START

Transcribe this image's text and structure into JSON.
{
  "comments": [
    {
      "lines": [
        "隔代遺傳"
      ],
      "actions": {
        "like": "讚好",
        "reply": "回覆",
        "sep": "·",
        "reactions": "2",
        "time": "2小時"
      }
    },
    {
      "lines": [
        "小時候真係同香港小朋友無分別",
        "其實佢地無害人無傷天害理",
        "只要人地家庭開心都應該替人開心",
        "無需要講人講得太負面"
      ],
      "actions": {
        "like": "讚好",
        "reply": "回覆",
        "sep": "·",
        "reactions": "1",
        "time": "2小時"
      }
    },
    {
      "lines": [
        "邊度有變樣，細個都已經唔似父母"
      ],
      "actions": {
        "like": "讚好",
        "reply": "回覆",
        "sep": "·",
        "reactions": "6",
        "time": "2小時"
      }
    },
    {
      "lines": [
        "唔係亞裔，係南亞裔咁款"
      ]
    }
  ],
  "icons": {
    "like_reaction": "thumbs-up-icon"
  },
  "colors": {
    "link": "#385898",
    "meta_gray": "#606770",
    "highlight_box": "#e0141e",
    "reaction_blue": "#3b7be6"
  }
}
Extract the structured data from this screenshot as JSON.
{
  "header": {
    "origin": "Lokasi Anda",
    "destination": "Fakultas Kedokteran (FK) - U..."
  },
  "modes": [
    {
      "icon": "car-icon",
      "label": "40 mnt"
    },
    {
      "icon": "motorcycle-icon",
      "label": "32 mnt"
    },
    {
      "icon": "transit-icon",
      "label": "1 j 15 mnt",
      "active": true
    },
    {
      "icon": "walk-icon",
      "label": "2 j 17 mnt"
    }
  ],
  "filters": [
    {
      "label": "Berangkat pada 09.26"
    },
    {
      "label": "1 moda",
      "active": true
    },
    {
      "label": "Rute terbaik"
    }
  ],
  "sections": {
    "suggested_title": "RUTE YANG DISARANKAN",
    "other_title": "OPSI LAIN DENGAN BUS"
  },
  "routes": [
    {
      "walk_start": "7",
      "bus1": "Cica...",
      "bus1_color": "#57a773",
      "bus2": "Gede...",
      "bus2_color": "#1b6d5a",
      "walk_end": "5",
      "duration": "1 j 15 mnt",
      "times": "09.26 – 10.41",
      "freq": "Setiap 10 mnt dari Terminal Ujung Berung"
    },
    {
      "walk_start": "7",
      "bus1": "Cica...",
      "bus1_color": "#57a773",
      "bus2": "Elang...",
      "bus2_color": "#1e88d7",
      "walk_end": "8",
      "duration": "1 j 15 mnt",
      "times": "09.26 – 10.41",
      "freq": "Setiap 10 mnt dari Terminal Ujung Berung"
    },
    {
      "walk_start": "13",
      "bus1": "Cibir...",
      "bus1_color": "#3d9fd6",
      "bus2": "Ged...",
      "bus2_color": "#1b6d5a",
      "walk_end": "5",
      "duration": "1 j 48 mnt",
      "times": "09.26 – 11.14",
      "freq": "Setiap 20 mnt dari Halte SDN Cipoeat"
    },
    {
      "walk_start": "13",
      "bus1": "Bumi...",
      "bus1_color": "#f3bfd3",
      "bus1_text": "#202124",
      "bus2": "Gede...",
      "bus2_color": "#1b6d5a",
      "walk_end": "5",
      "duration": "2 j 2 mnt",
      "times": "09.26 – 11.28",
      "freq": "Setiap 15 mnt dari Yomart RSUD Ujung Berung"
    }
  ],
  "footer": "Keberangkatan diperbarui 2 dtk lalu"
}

END

Given task →
Above are the records; copy every line in them that holds the word "this".

Result below →
Transcribe this image's text and structure into JSON.
Extract the structured data from this screenshot as JSON.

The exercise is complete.